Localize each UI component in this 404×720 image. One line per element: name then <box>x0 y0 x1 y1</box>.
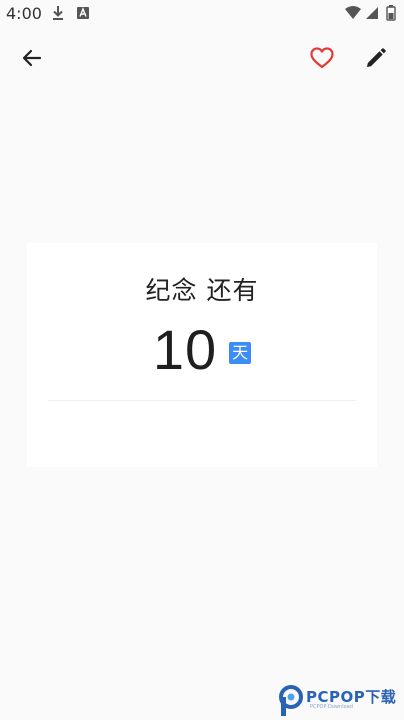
count-row: 10 天 <box>27 315 377 385</box>
heart-outline-icon <box>310 47 334 69</box>
divider <box>48 400 356 401</box>
watermark: PCPOP下载 PCPOP Download <box>278 682 404 720</box>
day-unit-badge: 天 <box>229 342 252 364</box>
signal-icon <box>366 7 378 19</box>
arrow-left-icon <box>22 49 42 67</box>
favorite-button[interactable] <box>302 38 342 78</box>
pencil-icon <box>367 48 386 67</box>
status-time: 4:00 <box>6 4 42 23</box>
wifi-icon <box>345 6 361 19</box>
download-icon <box>53 6 63 20</box>
battery-icon <box>386 5 396 21</box>
day-count: 10 <box>152 318 218 381</box>
anniversary-card[interactable]: 纪念 还有 10 天 <box>27 243 377 467</box>
status-bar: 4:00 <box>0 0 404 28</box>
back-button[interactable] <box>12 38 52 78</box>
toolbar <box>0 28 404 88</box>
edit-button[interactable] <box>356 38 396 78</box>
watermark-subtext: PCPOP Download <box>310 704 353 710</box>
app-a-icon <box>77 7 89 19</box>
pcpop-logo-icon <box>279 685 303 716</box>
card-title: 纪念 还有 <box>145 276 259 305</box>
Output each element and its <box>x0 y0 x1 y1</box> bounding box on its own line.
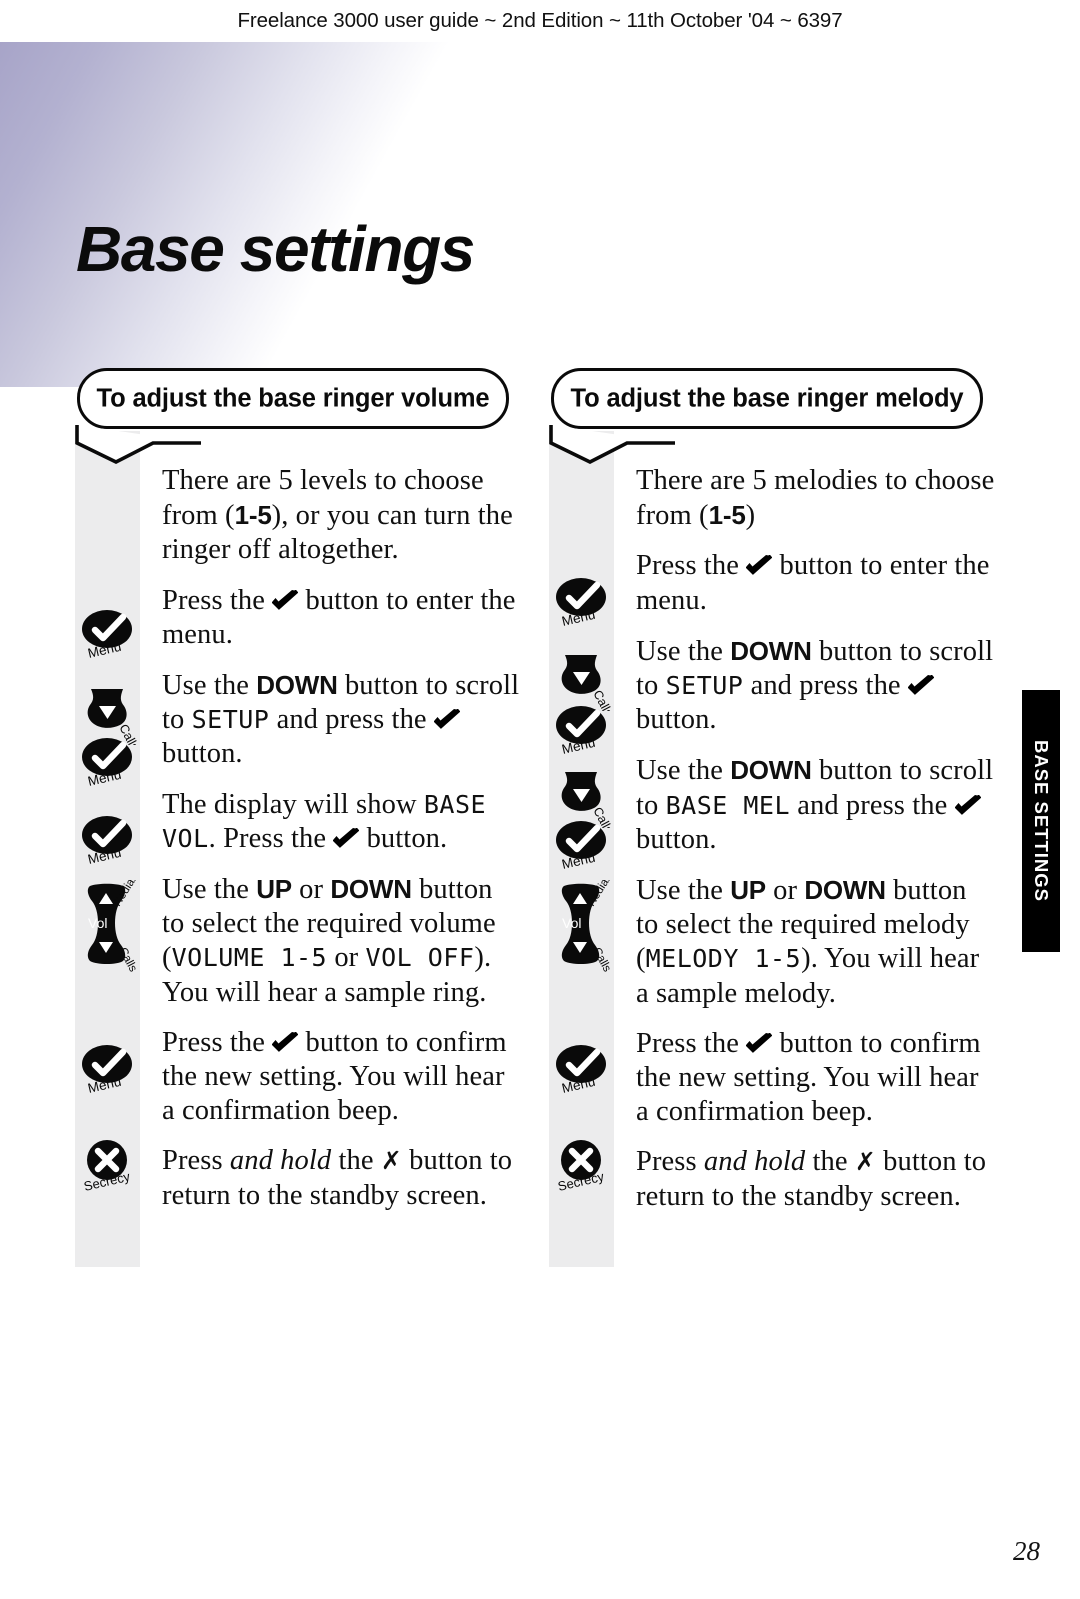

# [REQUIRED WORK]
From the items above, extract every line that contains the string "each".

# [RESULT OF THE EXERCISE]
Localize each UI component in this 404×720 image. One line per element: name then <box>x0 y0 x1 y1</box>.
Output each element and its <box>x0 y0 x1 y1</box> bounding box on its own line.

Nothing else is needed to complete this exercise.